Dataset excerpts —
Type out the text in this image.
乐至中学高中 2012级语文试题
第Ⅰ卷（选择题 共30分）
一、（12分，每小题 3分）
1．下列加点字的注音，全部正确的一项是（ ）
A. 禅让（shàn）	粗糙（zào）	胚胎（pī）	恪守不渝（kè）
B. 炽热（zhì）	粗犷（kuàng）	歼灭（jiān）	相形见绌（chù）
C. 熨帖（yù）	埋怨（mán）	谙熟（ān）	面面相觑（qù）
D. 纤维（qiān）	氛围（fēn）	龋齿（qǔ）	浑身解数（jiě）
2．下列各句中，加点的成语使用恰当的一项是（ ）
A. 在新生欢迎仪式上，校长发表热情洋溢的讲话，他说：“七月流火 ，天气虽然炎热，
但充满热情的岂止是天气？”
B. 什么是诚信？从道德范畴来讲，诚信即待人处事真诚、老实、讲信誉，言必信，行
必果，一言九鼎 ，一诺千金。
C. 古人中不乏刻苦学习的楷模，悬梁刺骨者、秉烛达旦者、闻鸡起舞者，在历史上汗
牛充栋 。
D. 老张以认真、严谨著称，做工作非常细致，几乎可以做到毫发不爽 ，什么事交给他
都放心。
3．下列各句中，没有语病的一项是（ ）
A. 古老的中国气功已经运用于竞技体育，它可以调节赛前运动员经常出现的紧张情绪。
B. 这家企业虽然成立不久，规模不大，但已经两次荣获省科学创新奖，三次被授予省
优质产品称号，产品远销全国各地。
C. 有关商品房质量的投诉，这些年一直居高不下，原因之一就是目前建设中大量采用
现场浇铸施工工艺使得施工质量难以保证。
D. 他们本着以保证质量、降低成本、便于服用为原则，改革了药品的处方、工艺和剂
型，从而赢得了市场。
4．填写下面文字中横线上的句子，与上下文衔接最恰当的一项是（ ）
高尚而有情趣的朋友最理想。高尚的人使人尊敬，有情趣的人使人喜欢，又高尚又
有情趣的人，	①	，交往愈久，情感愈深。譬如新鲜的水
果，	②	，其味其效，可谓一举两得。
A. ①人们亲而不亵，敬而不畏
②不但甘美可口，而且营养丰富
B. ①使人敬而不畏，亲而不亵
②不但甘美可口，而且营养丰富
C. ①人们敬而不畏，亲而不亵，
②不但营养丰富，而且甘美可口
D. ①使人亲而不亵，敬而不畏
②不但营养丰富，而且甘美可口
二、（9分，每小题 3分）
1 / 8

Exercise prompt — Using the listing above, retype each line exactly.

Response to this task —
Type out the text in this image.
乐至中学高中 2012级语文试题
第Ⅰ卷（选择题 共30分）
一、（12分，每小题 3分）
1．下列加点字的注音，全部正确的一项是（ ）
A. 禅让（shàn）	粗糙（zào）	胚胎（pī）	恪守不渝（kè）
B. 炽热（zhì）	粗犷（kuàng）	歼灭（jiān）	相形见绌（chù）
C. 熨帖（yù）	埋怨（mán）	谙熟（ān）	面面相觑（qù）
D. 纤维（qiān）	氛围（fēn）	龋齿（qǔ）	浑身解数（jiě）
2．下列各句中，加点的成语使用恰当的一项是（ ）
A. 在新生欢迎仪式上，校长发表热情洋溢的讲话，他说：“七月流火 ，天气虽然炎热，
但充满热情的岂止是天气？”
B. 什么是诚信？从道德范畴来讲，诚信即待人处事真诚、老实、讲信誉，言必信，行
必果，一言九鼎 ，一诺千金。
C. 古人中不乏刻苦学习的楷模，悬梁刺骨者、秉烛达旦者、闻鸡起舞者，在历史上汗
牛充栋 。
D. 老张以认真、严谨著称，做工作非常细致，几乎可以做到毫发不爽 ，什么事交给他
都放心。
3．下列各句中，没有语病的一项是（ ）
A. 古老的中国气功已经运用于竞技体育，它可以调节赛前运动员经常出现的紧张情绪。
B. 这家企业虽然成立不久，规模不大，但已经两次荣获省科学创新奖，三次被授予省
优质产品称号，产品远销全国各地。
C. 有关商品房质量的投诉，这些年一直居高不下，原因之一就是目前建设中大量采用
现场浇铸施工工艺使得施工质量难以保证。
D. 他们本着以保证质量、降低成本、便于服用为原则，改革了药品的处方、工艺和剂
型，从而赢得了市场。
4．填写下面文字中横线上的句子，与上下文衔接最恰当的一项是（ ）
高尚而有情趣的朋友最理想。高尚的人使人尊敬，有情趣的人使人喜欢，又高尚又
有情趣的人，	①	，交往愈久，情感愈深。譬如新鲜的水
果，	②	，其味其效，可谓一举两得。
A. ①人们亲而不亵，敬而不畏
②不但甘美可口，而且营养丰富
B. ①使人敬而不畏，亲而不亵
②不但甘美可口，而且营养丰富
C. ①人们敬而不畏，亲而不亵，
②不但营养丰富，而且甘美可口
D. ①使人亲而不亵，敬而不畏
②不但营养丰富，而且甘美可口
二、（9分，每小题 3分）
1 / 8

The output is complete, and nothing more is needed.